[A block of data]
================================

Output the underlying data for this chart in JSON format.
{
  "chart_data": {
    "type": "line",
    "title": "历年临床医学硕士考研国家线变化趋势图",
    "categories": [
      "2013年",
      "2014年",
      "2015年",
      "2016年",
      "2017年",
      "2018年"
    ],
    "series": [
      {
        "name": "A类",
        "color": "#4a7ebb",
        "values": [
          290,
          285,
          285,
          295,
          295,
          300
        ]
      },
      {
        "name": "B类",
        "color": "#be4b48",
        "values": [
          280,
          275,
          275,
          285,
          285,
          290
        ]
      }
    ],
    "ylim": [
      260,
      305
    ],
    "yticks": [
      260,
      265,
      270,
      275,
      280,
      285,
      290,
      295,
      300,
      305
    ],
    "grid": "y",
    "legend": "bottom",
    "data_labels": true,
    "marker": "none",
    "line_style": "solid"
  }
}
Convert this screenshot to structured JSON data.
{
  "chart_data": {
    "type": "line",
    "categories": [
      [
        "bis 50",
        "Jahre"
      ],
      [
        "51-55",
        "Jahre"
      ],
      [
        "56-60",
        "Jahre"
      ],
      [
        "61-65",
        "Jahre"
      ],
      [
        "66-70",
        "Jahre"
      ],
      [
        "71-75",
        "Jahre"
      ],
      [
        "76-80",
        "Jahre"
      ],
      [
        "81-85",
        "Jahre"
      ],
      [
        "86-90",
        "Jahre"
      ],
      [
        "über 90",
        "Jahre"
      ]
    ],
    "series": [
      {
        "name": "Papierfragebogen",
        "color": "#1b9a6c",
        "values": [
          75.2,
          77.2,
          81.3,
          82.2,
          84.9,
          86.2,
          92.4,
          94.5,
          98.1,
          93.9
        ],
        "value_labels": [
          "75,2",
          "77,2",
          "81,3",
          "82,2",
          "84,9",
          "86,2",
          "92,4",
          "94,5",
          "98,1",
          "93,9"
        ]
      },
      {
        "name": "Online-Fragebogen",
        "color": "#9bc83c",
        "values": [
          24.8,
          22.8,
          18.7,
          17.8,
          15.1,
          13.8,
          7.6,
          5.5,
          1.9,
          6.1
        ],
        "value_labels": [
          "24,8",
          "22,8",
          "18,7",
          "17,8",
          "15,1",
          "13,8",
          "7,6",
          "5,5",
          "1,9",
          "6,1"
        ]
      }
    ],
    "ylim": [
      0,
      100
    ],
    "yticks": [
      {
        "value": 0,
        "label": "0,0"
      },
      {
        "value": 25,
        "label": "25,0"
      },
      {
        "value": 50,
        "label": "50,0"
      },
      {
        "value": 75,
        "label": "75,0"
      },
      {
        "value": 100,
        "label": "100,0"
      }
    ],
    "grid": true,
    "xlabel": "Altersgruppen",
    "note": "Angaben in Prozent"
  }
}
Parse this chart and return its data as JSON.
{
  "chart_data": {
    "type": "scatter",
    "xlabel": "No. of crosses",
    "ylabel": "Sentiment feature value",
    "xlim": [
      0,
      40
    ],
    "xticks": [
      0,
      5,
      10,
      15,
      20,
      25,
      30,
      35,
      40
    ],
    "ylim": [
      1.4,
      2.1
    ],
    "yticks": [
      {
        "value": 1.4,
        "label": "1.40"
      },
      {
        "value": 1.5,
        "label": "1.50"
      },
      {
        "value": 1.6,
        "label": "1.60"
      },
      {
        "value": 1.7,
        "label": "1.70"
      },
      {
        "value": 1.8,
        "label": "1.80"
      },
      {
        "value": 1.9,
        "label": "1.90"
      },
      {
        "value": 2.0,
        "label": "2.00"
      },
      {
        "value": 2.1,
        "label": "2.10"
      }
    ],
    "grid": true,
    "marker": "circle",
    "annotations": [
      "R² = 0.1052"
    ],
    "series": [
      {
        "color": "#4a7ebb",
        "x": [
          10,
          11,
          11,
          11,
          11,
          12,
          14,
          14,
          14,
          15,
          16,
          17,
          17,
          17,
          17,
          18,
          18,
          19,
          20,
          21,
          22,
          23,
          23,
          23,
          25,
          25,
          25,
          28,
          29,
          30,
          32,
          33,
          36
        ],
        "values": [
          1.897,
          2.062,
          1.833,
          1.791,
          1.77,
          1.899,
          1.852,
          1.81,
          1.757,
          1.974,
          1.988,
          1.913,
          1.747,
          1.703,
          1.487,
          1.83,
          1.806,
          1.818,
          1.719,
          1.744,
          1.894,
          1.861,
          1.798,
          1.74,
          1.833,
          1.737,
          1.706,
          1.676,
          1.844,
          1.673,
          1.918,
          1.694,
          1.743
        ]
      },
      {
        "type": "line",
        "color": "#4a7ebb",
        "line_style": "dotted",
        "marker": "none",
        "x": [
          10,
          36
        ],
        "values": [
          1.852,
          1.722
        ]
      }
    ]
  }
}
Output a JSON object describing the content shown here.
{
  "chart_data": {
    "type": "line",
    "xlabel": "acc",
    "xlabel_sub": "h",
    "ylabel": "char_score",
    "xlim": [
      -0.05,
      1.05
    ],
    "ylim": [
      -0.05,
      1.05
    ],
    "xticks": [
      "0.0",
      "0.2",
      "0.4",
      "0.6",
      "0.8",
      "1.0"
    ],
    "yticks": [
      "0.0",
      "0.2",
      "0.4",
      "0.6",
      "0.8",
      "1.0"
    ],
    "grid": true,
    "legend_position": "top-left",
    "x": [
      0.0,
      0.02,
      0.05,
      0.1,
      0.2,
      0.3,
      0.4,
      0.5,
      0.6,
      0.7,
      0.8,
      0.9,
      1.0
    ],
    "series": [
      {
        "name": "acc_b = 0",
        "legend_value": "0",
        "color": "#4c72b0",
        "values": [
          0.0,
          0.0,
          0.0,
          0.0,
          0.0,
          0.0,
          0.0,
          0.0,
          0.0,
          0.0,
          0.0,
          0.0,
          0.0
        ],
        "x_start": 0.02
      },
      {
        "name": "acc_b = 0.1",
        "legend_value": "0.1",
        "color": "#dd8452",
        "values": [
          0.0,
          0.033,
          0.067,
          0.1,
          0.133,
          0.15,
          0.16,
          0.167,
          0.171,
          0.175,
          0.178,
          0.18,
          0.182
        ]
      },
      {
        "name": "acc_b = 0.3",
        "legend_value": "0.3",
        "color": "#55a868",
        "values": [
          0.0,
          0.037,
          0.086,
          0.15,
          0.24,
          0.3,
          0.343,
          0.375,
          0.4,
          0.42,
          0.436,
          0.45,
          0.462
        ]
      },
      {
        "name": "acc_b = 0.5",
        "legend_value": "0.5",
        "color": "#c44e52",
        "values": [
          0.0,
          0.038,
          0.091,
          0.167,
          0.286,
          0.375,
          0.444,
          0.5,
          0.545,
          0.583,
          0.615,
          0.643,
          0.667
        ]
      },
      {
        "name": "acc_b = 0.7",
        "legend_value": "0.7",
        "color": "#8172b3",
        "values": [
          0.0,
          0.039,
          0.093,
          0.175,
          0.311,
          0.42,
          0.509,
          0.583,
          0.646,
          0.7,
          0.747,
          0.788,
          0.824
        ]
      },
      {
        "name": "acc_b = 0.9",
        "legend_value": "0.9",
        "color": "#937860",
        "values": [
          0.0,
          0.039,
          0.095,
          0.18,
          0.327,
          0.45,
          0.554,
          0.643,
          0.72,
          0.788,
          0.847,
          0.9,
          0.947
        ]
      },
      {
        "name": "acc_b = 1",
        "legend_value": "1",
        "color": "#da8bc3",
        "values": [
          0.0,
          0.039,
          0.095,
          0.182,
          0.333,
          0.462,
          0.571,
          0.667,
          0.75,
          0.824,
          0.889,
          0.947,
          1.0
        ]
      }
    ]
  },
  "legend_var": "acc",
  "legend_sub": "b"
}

================================

## WHAT IS BEING ASKED
Among the entries above, how many lines hold the string "JSON"? Respond with nothing but the number.

## OUTPUT
4